### PROVIDED DATA:
***
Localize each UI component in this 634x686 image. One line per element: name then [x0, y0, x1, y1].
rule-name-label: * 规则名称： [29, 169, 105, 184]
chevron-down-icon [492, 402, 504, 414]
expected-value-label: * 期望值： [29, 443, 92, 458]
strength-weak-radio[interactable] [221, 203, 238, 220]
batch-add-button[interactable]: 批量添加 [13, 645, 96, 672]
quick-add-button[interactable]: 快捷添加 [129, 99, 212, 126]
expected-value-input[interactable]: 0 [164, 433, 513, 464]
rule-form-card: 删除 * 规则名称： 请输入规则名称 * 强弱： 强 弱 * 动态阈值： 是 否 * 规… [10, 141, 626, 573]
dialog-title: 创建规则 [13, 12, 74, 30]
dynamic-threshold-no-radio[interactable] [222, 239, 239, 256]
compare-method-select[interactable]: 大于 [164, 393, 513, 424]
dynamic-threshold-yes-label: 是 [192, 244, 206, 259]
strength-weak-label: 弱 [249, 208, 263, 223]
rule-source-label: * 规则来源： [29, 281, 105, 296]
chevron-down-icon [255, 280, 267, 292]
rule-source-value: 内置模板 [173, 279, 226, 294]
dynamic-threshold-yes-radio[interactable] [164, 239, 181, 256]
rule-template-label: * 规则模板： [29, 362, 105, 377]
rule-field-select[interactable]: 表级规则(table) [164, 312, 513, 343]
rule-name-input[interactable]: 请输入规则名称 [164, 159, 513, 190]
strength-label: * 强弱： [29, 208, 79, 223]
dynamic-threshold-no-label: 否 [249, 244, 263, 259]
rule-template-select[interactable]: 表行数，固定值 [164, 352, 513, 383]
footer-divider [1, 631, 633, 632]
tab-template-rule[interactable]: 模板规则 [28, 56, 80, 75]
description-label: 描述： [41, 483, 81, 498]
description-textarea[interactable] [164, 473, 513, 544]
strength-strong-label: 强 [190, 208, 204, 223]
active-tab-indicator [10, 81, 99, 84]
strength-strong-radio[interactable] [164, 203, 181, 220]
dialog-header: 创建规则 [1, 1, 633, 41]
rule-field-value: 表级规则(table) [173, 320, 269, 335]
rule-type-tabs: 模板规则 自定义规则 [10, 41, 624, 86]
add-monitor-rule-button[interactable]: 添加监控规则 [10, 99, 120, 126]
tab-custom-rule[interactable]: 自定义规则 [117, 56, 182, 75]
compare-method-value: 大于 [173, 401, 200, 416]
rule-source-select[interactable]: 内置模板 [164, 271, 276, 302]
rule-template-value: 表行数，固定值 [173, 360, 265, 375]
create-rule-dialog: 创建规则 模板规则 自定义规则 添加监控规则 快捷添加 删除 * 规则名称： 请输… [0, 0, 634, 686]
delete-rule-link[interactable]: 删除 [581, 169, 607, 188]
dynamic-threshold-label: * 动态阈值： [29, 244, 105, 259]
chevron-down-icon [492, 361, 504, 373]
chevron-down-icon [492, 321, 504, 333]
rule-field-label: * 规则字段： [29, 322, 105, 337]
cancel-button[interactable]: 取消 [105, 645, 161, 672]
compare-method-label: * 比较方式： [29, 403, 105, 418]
***
### TASK DIRECTIONS:
Retype the listing above line for line, with no changes.

### TASK SOLUTION:
Localize each UI component in this 634x686 image. One line per element: name then [x0, y0, x1, y1].
rule-name-label: * 规则名称： [29, 169, 105, 184]
chevron-down-icon [492, 402, 504, 414]
expected-value-label: * 期望值： [29, 443, 92, 458]
strength-weak-radio[interactable] [221, 203, 238, 220]
batch-add-button[interactable]: 批量添加 [13, 645, 96, 672]
quick-add-button[interactable]: 快捷添加 [129, 99, 212, 126]
expected-value-input[interactable]: 0 [164, 433, 513, 464]
rule-form-card: 删除 * 规则名称： 请输入规则名称 * 强弱： 强 弱 * 动态阈值： 是 否 * 规… [10, 141, 626, 573]
dialog-title: 创建规则 [13, 12, 74, 30]
dynamic-threshold-no-radio[interactable] [222, 239, 239, 256]
compare-method-select[interactable]: 大于 [164, 393, 513, 424]
dynamic-threshold-yes-label: 是 [192, 244, 206, 259]
strength-weak-label: 弱 [249, 208, 263, 223]
rule-source-label: * 规则来源： [29, 281, 105, 296]
chevron-down-icon [255, 280, 267, 292]
rule-source-value: 内置模板 [173, 279, 226, 294]
dynamic-threshold-yes-radio[interactable] [164, 239, 181, 256]
rule-template-label: * 规则模板： [29, 362, 105, 377]
rule-field-select[interactable]: 表级规则(table) [164, 312, 513, 343]
rule-name-input[interactable]: 请输入规则名称 [164, 159, 513, 190]
strength-label: * 强弱： [29, 208, 79, 223]
dynamic-threshold-no-label: 否 [249, 244, 263, 259]
rule-template-select[interactable]: 表行数，固定值 [164, 352, 513, 383]
footer-divider [1, 631, 633, 632]
tab-template-rule[interactable]: 模板规则 [28, 56, 80, 75]
description-label: 描述： [41, 483, 81, 498]
description-textarea[interactable] [164, 473, 513, 544]
strength-strong-label: 强 [190, 208, 204, 223]
active-tab-indicator [10, 81, 99, 84]
strength-strong-radio[interactable] [164, 203, 181, 220]
dialog-header: 创建规则 [1, 1, 633, 41]
rule-field-value: 表级规则(table) [173, 320, 269, 335]
rule-type-tabs: 模板规则 自定义规则 [10, 41, 624, 86]
add-monitor-rule-button[interactable]: 添加监控规则 [10, 99, 120, 126]
tab-custom-rule[interactable]: 自定义规则 [117, 56, 182, 75]
compare-method-value: 大于 [173, 401, 200, 416]
rule-source-select[interactable]: 内置模板 [164, 271, 276, 302]
rule-template-value: 表行数，固定值 [173, 360, 265, 375]
create-rule-dialog: 创建规则 模板规则 自定义规则 添加监控规则 快捷添加 删除 * 规则名称： 请输… [0, 0, 634, 686]
delete-rule-link[interactable]: 删除 [581, 169, 607, 188]
dynamic-threshold-label: * 动态阈值： [29, 244, 105, 259]
chevron-down-icon [492, 361, 504, 373]
chevron-down-icon [492, 321, 504, 333]
rule-field-label: * 规则字段： [29, 322, 105, 337]
cancel-button[interactable]: 取消 [105, 645, 161, 672]
compare-method-label: * 比较方式： [29, 403, 105, 418]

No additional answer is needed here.